» **What the task asks**: Here are some entries; quote each one exactly.

» **Records for the task**:
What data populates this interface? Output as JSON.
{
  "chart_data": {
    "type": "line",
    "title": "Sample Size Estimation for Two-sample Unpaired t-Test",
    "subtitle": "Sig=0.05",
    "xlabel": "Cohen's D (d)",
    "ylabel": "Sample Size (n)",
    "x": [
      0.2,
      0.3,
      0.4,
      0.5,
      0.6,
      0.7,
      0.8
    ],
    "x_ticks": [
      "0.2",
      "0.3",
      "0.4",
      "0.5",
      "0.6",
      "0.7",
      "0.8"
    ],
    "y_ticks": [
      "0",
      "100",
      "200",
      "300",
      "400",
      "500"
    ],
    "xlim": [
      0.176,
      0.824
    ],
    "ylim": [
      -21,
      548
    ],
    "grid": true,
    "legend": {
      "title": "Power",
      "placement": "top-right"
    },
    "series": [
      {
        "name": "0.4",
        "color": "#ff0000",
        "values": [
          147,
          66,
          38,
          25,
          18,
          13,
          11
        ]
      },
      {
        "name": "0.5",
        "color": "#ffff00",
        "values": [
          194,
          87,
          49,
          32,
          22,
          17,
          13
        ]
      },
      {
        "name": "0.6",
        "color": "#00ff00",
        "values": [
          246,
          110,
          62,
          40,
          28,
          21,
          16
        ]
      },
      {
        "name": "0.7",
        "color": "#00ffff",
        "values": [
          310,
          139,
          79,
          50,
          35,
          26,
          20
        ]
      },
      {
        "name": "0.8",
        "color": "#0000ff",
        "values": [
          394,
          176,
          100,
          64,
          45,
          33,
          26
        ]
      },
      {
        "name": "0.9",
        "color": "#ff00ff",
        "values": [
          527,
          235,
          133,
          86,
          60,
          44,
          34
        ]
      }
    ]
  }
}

» **Written response**:
What data populates this interface? Output as JSON.
{
  "chart_data": {
    "type": "line",
    "title": "Sample Size Estimation for Two-sample Unpaired t-Test",
    "subtitle": "Sig=0.05",
    "xlabel": "Cohen's D (d)",
    "ylabel": "Sample Size (n)",
    "x": [
      0.2,
      0.3,
      0.4,
      0.5,
      0.6,
      0.7,
      0.8
    ],
    "x_ticks": [
      "0.2",
      "0.3",
      "0.4",
      "0.5",
      "0.6",
      "0.7",
      "0.8"
    ],
    "y_ticks": [
      "0",
      "100",
      "200",
      "300",
      "400",
      "500"
    ],
    "xlim": [
      0.176,
      0.824
    ],
    "ylim": [
      -21,
      548
    ],
    "grid": true,
    "legend": {
      "title": "Power",
      "placement": "top-right"
    },
    "series": [
      {
        "name": "0.4",
        "color": "#ff0000",
        "values": [
          147,
          66,
          38,
          25,
          18,
          13,
          11
        ]
      },
      {
        "name": "0.5",
        "color": "#ffff00",
        "values": [
          194,
          87,
          49,
          32,
          22,
          17,
          13
        ]
      },
      {
        "name": "0.6",
        "color": "#00ff00",
        "values": [
          246,
          110,
          62,
          40,
          28,
          21,
          16
        ]
      },
      {
        "name": "0.7",
        "color": "#00ffff",
        "values": [
          310,
          139,
          79,
          50,
          35,
          26,
          20
        ]
      },
      {
        "name": "0.8",
        "color": "#0000ff",
        "values": [
          394,
          176,
          100,
          64,
          45,
          33,
          26
        ]
      },
      {
        "name": "0.9",
        "color": "#ff00ff",
        "values": [
          527,
          235,
          133,
          86,
          60,
          44,
          34
        ]
      }
    ]
  }
}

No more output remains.